SELECTED EXCERPT:
=== Section Start ===

Sugar on a Stick - Sugar Labs

Eric Shubert ejs at shubes.net
Fri Aug 7 13:50:38 MST 2009


liveusb-create will put any OS that has a Live iso on a USB stick. I 
just did CentOS5.3, with persistence. Works like a charm.

I have a HP SFF computer I've been trying to get to boot Knoppix from a 
thumb drive. Tried 5.1.1 first, then 6.0 using Adriane. The 6.0 stick 
boots on my laptop fine, but not on the HP SFF. With 5.1.1 and 6.0, 
knoppix hangs at "Searching for Knoppix 6 in: /dev/sda". Drove me nuts 
yesterday.

The COS5.3 stick I just made boots fine on the HP SFF, but I do get 
these messages:

Memory for crash kernel (0x0 to 0x0) not within permissible range
Hub 1-0:1.0: over-current change on port 7

I wonder if that's what's causing the problem with knoppix.

I'm happy with COS5 on a stick though. That's more what I was looking 
for anywise, because I want to use it in place of a recovery disk for 
COS5 servers. It appears to do well for that, with persistence to boot 
(so to speak). ;)

Stephen wrote:
> heck forget sugar install fed 11 on them...
> 
> there are many time that a usb bootable OS would have saved me a large
> amount of greif... maybe get something like knoppix and see if you can
> set that up on the USB stick?

=== Section End ===

INFORMATION:
=== Section Start ===

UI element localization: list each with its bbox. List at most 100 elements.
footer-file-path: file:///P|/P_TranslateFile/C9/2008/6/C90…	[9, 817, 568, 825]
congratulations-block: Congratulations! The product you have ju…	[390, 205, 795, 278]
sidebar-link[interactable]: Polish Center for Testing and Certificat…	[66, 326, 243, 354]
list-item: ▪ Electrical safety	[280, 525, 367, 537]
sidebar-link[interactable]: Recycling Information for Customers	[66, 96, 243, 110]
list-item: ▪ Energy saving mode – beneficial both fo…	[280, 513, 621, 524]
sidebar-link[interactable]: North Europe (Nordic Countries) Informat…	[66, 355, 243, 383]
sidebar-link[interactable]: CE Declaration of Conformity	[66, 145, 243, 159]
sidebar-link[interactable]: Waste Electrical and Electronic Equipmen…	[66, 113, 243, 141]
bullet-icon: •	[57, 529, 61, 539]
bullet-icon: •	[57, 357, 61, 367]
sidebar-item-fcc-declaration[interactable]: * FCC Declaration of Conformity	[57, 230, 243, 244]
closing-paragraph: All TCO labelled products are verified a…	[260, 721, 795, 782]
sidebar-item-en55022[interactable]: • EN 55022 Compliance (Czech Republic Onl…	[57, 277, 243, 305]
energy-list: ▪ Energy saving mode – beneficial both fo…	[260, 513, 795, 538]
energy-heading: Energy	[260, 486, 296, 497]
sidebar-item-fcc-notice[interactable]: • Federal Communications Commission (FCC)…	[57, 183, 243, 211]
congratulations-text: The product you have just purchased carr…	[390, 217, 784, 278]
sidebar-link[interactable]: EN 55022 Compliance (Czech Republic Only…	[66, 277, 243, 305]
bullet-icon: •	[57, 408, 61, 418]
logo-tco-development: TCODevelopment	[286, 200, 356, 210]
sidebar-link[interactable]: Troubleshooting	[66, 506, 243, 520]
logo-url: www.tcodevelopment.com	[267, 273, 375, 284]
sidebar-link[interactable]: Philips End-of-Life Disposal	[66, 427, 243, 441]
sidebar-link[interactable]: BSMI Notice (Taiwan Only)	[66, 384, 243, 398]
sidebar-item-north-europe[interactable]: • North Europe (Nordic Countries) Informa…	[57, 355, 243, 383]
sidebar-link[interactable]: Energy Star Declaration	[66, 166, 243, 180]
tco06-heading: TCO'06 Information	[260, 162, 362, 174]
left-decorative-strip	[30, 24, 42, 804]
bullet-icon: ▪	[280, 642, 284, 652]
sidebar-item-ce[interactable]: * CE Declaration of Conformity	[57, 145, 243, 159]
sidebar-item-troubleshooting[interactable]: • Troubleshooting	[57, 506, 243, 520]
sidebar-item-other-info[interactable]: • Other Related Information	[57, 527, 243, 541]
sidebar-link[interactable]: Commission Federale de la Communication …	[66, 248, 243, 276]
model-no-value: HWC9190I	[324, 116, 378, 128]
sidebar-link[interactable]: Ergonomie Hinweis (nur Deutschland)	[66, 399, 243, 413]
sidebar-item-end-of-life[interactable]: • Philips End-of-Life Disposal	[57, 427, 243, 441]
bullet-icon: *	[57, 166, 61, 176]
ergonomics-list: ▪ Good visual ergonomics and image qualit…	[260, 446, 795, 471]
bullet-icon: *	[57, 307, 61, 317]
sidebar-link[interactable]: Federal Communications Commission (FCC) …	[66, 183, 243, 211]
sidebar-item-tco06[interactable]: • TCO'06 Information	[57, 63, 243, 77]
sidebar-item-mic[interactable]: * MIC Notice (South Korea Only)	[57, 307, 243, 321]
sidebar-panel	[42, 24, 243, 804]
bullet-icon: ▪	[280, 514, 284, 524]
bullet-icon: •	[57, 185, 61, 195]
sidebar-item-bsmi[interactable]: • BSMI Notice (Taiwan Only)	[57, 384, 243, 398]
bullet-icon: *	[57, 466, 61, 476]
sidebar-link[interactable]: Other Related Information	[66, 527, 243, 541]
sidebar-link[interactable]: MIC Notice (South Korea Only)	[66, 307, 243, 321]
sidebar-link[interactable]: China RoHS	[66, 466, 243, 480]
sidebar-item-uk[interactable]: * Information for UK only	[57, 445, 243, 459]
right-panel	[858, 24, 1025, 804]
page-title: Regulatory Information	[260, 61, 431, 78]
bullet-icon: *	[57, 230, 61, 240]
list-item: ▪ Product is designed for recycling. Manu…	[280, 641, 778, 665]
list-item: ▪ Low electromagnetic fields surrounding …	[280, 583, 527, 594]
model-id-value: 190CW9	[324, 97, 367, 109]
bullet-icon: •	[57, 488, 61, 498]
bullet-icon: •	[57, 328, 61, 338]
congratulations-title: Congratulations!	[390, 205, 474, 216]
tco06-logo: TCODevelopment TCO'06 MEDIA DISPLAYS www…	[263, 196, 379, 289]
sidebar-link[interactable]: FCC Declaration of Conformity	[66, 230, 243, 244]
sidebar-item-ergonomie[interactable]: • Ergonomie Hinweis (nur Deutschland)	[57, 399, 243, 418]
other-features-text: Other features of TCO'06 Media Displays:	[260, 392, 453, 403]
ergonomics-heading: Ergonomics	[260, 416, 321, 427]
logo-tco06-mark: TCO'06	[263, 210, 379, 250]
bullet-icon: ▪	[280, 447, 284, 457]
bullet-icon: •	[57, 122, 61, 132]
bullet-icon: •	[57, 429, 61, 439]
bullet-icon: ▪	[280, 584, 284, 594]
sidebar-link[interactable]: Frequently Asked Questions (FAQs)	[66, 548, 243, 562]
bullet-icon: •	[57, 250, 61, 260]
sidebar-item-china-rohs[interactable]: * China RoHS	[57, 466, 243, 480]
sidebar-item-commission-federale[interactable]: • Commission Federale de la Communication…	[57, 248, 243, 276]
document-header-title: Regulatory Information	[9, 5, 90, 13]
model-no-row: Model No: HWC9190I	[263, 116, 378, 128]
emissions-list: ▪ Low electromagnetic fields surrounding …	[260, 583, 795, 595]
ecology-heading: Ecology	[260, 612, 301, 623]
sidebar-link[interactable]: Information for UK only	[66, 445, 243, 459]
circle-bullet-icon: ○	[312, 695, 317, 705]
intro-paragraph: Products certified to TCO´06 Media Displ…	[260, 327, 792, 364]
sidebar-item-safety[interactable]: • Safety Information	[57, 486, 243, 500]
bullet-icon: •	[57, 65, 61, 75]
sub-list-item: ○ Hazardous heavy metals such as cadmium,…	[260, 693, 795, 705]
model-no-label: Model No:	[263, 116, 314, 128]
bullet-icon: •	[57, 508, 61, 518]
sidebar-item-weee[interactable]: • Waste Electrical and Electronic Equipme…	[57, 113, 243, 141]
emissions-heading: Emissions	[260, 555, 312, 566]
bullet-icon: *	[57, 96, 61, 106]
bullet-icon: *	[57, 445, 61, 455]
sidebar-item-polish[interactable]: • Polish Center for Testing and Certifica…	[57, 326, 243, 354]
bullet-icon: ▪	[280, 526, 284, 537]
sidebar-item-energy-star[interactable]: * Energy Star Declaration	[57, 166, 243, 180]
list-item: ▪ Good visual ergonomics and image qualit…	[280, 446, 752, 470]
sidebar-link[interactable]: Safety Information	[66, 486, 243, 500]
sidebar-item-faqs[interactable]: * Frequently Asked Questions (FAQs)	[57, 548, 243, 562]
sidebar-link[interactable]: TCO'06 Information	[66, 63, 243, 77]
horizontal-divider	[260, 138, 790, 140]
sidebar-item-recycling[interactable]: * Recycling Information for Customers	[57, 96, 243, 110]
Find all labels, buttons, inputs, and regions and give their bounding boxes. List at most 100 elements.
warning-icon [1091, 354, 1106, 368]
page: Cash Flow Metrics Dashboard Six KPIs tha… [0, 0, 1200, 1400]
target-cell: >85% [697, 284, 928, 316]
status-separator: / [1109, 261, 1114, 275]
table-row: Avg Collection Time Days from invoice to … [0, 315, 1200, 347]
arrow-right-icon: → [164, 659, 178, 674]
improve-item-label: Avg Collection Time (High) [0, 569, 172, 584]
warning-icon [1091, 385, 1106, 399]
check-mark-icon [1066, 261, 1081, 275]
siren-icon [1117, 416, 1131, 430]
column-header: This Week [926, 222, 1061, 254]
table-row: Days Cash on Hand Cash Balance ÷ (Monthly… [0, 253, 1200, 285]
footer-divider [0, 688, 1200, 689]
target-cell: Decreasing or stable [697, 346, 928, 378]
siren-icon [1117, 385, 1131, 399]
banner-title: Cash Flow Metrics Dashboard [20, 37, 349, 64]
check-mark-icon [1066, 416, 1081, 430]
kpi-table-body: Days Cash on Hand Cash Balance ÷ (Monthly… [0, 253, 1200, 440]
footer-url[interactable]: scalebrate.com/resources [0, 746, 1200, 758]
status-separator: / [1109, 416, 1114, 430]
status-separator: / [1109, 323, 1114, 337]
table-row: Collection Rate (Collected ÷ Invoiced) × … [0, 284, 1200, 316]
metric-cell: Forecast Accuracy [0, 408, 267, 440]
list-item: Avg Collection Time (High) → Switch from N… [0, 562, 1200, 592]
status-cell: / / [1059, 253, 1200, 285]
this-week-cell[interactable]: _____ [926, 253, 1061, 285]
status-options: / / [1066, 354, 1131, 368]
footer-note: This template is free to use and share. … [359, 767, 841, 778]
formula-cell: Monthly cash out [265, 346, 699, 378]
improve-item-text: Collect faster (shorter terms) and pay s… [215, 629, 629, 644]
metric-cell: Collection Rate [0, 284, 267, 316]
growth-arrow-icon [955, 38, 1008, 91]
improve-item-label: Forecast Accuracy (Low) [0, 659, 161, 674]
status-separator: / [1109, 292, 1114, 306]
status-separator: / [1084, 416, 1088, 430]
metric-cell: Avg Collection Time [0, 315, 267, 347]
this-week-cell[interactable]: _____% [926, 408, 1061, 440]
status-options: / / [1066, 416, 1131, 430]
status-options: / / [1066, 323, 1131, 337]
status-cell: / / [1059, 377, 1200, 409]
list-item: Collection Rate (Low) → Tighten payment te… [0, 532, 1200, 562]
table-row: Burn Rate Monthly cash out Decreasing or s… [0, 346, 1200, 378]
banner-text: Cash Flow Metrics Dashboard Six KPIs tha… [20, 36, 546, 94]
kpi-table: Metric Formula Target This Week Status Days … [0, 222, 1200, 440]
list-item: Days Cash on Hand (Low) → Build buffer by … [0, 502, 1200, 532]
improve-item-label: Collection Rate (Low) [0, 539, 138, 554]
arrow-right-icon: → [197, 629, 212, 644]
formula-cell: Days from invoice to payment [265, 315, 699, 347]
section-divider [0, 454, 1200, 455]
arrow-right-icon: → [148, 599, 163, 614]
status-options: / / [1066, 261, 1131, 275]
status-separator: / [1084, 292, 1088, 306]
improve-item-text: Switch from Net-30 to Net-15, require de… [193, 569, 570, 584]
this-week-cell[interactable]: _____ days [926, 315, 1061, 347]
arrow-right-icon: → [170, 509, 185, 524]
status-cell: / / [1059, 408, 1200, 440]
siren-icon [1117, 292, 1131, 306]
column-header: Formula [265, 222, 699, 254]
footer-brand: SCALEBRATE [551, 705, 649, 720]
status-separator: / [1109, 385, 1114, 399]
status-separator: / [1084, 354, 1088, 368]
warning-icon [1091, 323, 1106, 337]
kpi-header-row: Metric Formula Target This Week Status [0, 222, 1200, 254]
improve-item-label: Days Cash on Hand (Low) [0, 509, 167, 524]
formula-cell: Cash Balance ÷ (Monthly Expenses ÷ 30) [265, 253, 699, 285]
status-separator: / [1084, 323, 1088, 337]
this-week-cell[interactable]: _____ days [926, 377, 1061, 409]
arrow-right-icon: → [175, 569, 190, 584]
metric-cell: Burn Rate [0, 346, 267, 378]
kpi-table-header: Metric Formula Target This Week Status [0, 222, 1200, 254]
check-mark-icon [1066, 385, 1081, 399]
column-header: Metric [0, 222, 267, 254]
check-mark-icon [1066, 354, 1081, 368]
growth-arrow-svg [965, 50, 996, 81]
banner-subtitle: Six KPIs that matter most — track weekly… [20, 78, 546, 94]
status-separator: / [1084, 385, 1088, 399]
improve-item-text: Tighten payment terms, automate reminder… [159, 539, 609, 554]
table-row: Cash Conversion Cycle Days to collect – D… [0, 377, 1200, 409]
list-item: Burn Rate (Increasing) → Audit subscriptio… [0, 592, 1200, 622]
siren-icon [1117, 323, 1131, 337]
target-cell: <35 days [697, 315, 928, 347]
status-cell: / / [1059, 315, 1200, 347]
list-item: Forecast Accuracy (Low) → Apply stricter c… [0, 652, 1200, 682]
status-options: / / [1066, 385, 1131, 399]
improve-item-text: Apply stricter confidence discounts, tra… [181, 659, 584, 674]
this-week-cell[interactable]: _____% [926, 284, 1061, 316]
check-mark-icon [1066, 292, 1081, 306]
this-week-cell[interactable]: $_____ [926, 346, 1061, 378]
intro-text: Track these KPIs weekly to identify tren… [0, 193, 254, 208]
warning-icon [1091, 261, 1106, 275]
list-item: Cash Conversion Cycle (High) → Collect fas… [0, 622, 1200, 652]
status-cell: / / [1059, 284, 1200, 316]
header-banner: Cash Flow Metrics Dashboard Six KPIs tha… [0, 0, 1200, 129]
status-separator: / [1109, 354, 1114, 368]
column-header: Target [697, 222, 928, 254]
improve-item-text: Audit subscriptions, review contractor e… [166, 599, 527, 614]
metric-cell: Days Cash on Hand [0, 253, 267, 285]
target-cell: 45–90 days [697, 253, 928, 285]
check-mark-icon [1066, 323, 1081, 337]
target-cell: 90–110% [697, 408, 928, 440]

=== Section End ===

REQUIREMENT 1:
In the Sugar on a Stick post, which operating system did the writer put on a USB stick with persistence?
REQUIREMENT 2:
Echo the Sugar on a Stick post starting with "Eric Shubert ejs" and going on through "like a charm.".

YOUR SOLUTION 1:
CentOS 5.3.

YOUR SOLUTION 2:
Eric Shubert ejs at shubes.net
Fri Aug 7 13:50:38 MST 2009


liveusb-create will put any OS that has a Live iso on a USB stick. I 
just did CentOS5.3, with persistence. Works like a charm.